### Trecho selecionado

Há uma regra para melhor identificar-se o bem em relação ao mal, que é a utilização do amor em seu sentido amplo e universal, que oferece a resposta mais hábil para a condução equilibrada de si e o trabalho generalizado em favor de todos.
Nesse momento, alcança-se a consciência moral, que discerne o que se deve e o que se pode fazer, em relação ao que se pode, mas não se deve fazer, ou se deve, mas não se pode fazer...
Através das reencarnações, o Espirito aprende a compreender o que o auxilia na evolução, o que o entorpece e o retarda, assim identificando os mecanismos poderosos para a libertação da psique do primarismo dos instintos – demônios – ensejando-lhe a claridade do esclarecimento – a angelitude.
A imago Dei, que nele se encontra, traz-lhe a pulsão do bem, da vida, que rompe as camadas grosseiras das tecelagens cerebrais, a fim de expressar-se em pensamentos, palavras e ações, que assinalam o estágio de saúde real ou de patologias defluentes dos comportamentos impostos pelos instintos.
Responsável pelo amplo discernimento auxilia a racionalizar o mal, mediante a observância dos resultados dele advindos e dos instrumentos que poderiam ter sido utilizados para efeitos mais consentâneos com o bem- estar e o prazer, ao invés da culpa, do arrependimento e da angustia que se lhe instalam no íntimo...
A individuação apresenta-se, a partir desse momento, como todo esse esforço para a união das duas pulsões em uma única expressão de vida, que é aquela encarregada de propiciar harmonia, eliminando ou superando os desvios do passado que respondem pelos sofrimentos e conflitos tanto individuais como coletivos.
O estado numinoso, desse modo, resulta da vivencia do bem, portanto, simbolicamente da luz, do entendimento, da consciência de si.
A dualidade do bem e do mal no ser humano é fenômeno natural de desenvolvimento da psique, apresentando situações antagônicas, como alto e baixo, belo e feio claro e escuro, bom e mal, certo e errado...

Entradas tiradas de uma coleção:
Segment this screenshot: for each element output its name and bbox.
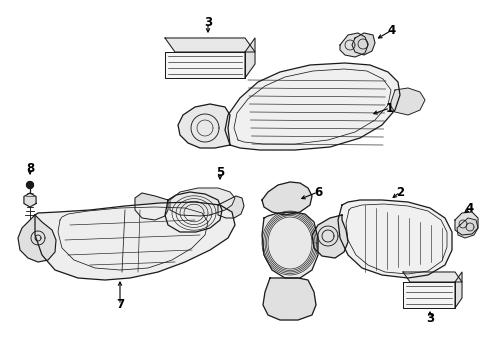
Polygon shape xyxy=(170,188,235,216)
Polygon shape xyxy=(454,212,477,235)
Polygon shape xyxy=(339,33,367,57)
Text: 3: 3 xyxy=(425,311,433,324)
Text: 2: 2 xyxy=(395,185,403,198)
Polygon shape xyxy=(389,88,424,115)
Polygon shape xyxy=(263,278,315,320)
Polygon shape xyxy=(24,193,36,207)
Text: 4: 4 xyxy=(465,202,473,215)
Text: 4: 4 xyxy=(387,23,395,36)
Polygon shape xyxy=(351,33,374,55)
Polygon shape xyxy=(402,282,454,308)
Polygon shape xyxy=(311,215,347,258)
Text: 3: 3 xyxy=(203,15,212,28)
Polygon shape xyxy=(18,215,56,262)
Text: 1: 1 xyxy=(385,102,393,114)
Polygon shape xyxy=(164,52,244,78)
Polygon shape xyxy=(26,181,34,189)
Polygon shape xyxy=(402,272,461,282)
Polygon shape xyxy=(164,38,254,52)
Text: 6: 6 xyxy=(313,185,322,198)
Polygon shape xyxy=(218,196,244,218)
Polygon shape xyxy=(262,182,311,215)
Polygon shape xyxy=(262,212,317,278)
Polygon shape xyxy=(244,38,254,78)
Polygon shape xyxy=(164,192,222,232)
Text: 8: 8 xyxy=(26,162,34,175)
Polygon shape xyxy=(337,200,451,278)
Polygon shape xyxy=(135,193,168,220)
Text: 7: 7 xyxy=(116,298,124,311)
Polygon shape xyxy=(35,202,235,280)
Polygon shape xyxy=(224,63,399,150)
Polygon shape xyxy=(454,272,461,308)
Polygon shape xyxy=(178,104,229,148)
Polygon shape xyxy=(456,218,477,238)
Text: 5: 5 xyxy=(215,166,224,179)
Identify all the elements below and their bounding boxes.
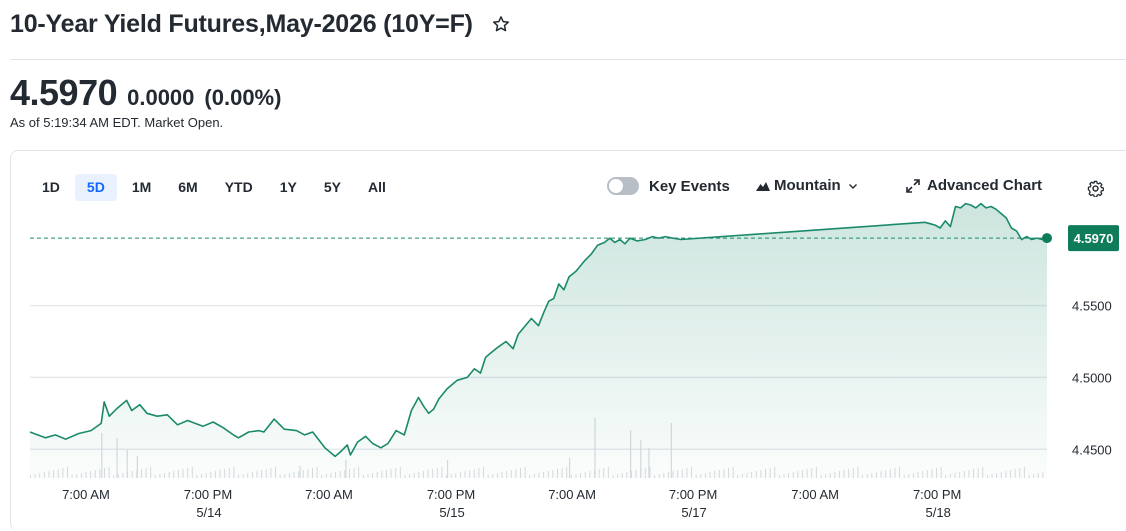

### Tarefas
A) Responda com base no trecho sobre o bem e o mal:
(i) Que regra serve para melhor identificar o bem em relação ao mal?
(ii) Por meio de quê o Espírito aprende a compreender o que o auxilia na evolução?
(iii) De que resulta o estado numinoso?
B) Diga se cada afirmação concorda com o trecho sobre o bem e o mal, citando as palavras dele que decidem:
(i) A consciência moral discerne o que se deve e o que se pode fazer.
(ii) A dualidade do bem e do mal no ser humano é apresentada como algo antinatural.
(iii) A imago Dei traz ao Espírito a pulsão do mal.
C) No trecho sobre o bem e o mal, reescreva a parte que começa com "A imago Dei, que" e segue até "impostos pelos instintos.", trocando "pensamentos" por "sentimentos".
Os dados vêm de outra fonte.

### Respostas
A)
(i) A utilização do amor em seu sentido amplo e universal.
(ii) Através das reencarnações.
(iii) Da vivência do bem.

B)
(i) Sim: "alcança-se a consciência moral, que discerne o que se deve e o que se pode fazer".
(ii) Não: "A dualidade do bem e do mal no ser humano é fenômeno natural de desenvolvimento da psique".
(iii) Não: "A imago Dei, que nele se encontra, traz-lhe a pulsão do bem, da vida".

C)
A imago Dei, que nele se encontra, traz-lhe a pulsão do bem, da vida, que rompe as camadas grosseiras das tecelagens cerebrais, a fim de expressar-se em sentimentos, palavras e ações, que assinalam o estágio de saúde real ou de patologias defluentes dos comportamentos impostos pelos instintos.